▶ [INSTRUCTIONS TO FOLLOW]
Print the data exactly, leaving nothing out.

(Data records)
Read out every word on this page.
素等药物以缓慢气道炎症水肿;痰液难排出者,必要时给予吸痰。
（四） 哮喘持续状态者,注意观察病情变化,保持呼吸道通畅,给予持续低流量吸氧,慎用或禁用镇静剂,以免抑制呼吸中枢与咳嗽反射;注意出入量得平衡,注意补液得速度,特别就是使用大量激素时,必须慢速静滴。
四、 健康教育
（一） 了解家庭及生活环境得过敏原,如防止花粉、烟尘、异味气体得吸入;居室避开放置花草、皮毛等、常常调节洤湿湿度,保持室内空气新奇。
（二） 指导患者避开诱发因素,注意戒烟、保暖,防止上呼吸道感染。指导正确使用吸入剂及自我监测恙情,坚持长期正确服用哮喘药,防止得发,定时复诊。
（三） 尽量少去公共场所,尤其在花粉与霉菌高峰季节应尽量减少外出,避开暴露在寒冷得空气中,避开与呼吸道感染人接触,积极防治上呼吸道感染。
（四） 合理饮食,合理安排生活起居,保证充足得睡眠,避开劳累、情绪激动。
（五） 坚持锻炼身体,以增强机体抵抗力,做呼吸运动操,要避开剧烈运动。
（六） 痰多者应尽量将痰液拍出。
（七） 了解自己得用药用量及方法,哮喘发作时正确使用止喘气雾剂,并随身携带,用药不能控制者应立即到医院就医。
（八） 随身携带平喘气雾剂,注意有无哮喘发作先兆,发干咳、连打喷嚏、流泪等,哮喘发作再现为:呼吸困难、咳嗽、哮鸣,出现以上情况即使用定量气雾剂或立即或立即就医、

▶ [CORRECT RESULT]
Read out every word on this page.
素等药物以缓慢气道炎症水肿;痰液难排出者,必要时给予吸痰。
（四） 哮喘持续状态者,注意观察病情变化,保持呼吸道通畅,给予持续低流量吸氧,慎用或禁用镇静剂,以免抑制呼吸中枢与咳嗽反射;注意出入量得平衡,注意补液得速度,特别就是使用大量激素时,必须慢速静滴。
四、 健康教育
（一） 了解家庭及生活环境得过敏原,如防止花粉、烟尘、异味气体得吸入;居室避开放置花草、皮毛等、常常调节洤湿湿度,保持室内空气新奇。
（二） 指导患者避开诱发因素,注意戒烟、保暖,防止上呼吸道感染。指导正确使用吸入剂及自我监测恙情,坚持长期正确服用哮喘药,防止得发,定时复诊。
（三） 尽量少去公共场所,尤其在花粉与霉菌高峰季节应尽量减少外出,避开暴露在寒冷得空气中,避开与呼吸道感染人接触,积极防治上呼吸道感染。
（四） 合理饮食,合理安排生活起居,保证充足得睡眠,避开劳累、情绪激动。
（五） 坚持锻炼身体,以增强机体抵抗力,做呼吸运动操,要避开剧烈运动。
（六） 痰多者应尽量将痰液拍出。
（七） 了解自己得用药用量及方法,哮喘发作时正确使用止喘气雾剂,并随身携带,用药不能控制者应立即到医院就医。
（八） 随身携带平喘气雾剂,注意有无哮喘发作先兆,发干咳、连打喷嚏、流泪等,哮喘发作再现为:呼吸困难、咳嗽、哮鸣,出现以上情况即使用定量气雾剂或立即或立即就医、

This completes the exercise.